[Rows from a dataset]
◇ ◇ ◇ ◇ ◇
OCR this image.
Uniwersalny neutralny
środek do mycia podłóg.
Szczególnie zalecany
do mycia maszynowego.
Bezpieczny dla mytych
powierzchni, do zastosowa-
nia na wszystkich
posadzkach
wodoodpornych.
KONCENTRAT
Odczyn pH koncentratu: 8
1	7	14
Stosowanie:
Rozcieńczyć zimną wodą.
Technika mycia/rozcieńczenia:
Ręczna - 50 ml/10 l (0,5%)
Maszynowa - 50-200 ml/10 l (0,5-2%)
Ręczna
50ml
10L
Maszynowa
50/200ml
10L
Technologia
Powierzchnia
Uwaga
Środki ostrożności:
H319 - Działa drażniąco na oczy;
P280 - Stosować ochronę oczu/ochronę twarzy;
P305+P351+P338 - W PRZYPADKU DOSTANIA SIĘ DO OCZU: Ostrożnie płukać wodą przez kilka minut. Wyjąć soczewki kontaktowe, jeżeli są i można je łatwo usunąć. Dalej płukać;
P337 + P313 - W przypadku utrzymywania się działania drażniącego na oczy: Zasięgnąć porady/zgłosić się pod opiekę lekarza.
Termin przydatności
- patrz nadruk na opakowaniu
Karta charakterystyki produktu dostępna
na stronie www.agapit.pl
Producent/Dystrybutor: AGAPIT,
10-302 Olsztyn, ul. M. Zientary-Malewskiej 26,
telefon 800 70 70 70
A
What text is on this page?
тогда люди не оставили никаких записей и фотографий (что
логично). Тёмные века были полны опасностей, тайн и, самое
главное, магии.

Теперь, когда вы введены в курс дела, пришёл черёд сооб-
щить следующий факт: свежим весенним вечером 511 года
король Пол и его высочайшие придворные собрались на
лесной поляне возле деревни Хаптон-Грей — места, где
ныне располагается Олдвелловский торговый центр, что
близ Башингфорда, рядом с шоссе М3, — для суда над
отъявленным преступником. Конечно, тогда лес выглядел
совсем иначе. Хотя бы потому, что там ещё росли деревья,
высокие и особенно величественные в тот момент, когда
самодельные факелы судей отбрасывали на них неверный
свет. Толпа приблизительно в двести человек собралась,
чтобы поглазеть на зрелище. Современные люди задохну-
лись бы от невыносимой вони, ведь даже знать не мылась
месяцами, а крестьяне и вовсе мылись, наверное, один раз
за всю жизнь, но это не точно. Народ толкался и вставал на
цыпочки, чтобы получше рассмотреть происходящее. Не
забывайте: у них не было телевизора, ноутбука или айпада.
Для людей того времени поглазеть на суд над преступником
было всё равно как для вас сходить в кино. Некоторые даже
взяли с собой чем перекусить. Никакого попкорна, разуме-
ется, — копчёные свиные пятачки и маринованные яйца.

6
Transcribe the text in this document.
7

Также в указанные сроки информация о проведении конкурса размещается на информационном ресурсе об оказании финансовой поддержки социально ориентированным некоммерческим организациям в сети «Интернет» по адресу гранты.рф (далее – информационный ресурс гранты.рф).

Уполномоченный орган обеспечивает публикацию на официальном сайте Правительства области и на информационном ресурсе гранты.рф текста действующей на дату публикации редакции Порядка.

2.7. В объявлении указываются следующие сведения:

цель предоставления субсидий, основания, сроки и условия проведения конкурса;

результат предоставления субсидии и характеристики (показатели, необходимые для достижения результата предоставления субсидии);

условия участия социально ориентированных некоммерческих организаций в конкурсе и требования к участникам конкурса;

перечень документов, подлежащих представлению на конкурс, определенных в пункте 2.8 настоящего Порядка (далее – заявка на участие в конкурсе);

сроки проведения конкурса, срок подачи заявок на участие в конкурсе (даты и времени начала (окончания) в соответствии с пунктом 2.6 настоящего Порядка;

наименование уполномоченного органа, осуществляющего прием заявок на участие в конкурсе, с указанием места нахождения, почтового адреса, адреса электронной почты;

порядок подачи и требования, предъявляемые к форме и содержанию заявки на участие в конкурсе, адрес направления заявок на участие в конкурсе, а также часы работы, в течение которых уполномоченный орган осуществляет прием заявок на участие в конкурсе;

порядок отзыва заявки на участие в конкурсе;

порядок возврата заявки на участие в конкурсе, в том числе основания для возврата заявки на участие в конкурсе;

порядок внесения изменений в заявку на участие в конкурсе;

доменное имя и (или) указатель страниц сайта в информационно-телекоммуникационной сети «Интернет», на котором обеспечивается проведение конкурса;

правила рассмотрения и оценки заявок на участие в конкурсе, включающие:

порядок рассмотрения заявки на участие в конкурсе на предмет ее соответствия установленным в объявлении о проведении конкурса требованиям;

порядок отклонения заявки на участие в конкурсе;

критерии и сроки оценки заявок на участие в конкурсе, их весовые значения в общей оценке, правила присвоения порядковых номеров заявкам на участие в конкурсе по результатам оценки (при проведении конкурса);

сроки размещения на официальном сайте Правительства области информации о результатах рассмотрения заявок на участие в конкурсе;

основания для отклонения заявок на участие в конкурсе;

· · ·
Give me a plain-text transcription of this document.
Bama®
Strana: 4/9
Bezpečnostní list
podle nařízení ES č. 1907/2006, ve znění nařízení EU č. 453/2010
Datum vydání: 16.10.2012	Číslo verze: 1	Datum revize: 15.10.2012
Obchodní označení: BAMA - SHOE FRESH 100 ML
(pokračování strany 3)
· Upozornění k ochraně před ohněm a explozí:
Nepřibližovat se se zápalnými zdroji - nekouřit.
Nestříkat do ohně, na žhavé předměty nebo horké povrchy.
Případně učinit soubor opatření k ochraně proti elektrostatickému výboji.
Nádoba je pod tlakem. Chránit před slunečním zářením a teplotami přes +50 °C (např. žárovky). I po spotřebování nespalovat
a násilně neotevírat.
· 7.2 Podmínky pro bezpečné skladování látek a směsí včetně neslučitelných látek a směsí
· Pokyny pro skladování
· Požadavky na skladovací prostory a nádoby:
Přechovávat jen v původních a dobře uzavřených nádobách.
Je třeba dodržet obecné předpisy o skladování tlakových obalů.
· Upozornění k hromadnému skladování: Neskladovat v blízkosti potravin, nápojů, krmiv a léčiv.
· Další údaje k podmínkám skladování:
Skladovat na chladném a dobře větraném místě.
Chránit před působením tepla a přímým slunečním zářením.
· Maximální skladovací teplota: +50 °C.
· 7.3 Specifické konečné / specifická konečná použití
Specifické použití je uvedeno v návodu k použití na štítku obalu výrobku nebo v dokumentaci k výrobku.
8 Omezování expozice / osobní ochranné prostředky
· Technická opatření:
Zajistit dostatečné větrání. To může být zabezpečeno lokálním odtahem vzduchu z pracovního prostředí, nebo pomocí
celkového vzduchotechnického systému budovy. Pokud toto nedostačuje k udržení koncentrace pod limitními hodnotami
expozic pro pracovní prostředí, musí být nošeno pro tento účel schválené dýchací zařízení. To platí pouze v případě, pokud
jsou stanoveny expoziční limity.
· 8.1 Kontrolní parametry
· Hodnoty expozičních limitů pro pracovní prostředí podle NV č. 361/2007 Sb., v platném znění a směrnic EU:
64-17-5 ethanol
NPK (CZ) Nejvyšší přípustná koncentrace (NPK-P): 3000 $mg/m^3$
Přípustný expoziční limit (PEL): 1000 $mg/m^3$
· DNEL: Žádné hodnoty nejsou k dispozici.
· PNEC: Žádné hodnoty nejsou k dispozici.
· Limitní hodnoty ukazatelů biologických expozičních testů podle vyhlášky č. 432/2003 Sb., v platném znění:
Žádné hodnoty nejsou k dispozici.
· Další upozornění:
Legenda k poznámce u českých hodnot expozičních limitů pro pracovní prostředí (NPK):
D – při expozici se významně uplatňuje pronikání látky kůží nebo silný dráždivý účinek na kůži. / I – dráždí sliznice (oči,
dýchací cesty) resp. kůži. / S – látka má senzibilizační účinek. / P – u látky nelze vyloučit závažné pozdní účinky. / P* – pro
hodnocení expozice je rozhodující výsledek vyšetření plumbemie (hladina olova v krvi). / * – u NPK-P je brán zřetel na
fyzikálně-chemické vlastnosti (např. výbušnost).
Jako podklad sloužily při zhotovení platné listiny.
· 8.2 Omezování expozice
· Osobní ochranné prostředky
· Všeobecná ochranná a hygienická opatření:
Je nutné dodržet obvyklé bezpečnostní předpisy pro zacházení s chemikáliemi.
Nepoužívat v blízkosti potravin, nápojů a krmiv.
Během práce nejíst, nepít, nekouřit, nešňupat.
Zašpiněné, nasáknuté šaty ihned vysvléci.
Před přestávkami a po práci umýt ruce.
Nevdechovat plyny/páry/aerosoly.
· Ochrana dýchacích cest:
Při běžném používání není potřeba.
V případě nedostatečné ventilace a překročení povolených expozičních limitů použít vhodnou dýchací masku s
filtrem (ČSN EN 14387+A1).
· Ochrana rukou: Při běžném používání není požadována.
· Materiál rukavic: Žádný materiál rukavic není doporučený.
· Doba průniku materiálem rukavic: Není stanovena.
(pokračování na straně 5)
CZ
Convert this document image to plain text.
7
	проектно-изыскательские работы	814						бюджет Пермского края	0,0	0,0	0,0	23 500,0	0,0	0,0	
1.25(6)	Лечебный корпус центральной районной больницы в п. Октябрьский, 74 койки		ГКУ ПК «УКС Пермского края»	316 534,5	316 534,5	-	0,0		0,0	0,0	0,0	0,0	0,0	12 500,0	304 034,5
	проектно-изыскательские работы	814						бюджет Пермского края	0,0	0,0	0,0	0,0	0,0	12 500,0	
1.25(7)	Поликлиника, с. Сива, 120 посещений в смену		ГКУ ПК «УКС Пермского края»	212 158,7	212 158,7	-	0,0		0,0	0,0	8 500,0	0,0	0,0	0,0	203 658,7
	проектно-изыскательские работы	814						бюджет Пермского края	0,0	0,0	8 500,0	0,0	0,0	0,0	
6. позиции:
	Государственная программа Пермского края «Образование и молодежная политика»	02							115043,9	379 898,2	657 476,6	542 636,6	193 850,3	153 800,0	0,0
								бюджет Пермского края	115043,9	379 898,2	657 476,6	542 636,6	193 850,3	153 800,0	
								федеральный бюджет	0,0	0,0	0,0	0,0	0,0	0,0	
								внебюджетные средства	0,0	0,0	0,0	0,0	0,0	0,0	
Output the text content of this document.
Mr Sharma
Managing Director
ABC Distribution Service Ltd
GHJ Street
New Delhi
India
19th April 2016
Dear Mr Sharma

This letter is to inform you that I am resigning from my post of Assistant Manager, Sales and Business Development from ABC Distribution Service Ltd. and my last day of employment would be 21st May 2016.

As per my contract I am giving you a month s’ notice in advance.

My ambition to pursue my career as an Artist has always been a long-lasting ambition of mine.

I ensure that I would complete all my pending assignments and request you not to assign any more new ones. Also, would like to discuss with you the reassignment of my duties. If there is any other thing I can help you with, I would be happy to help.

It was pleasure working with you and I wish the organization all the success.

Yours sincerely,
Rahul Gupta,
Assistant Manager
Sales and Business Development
◇ ◇ ◇ ◇ ◇
■ Given task
Look through the listing and extract every line with "látky" in it.

■ Problem solution
D – při expozici se významně uplatňuje pronikání látky kůží nebo silný dráždivý účinek na kůži. / I – dráždí sliznice (oči,
dýchací cesty) resp. kůži. / S – látka má senzibilizační účinek. / P – u látky nelze vyloučit závažné pozdní účinky. / P* – pro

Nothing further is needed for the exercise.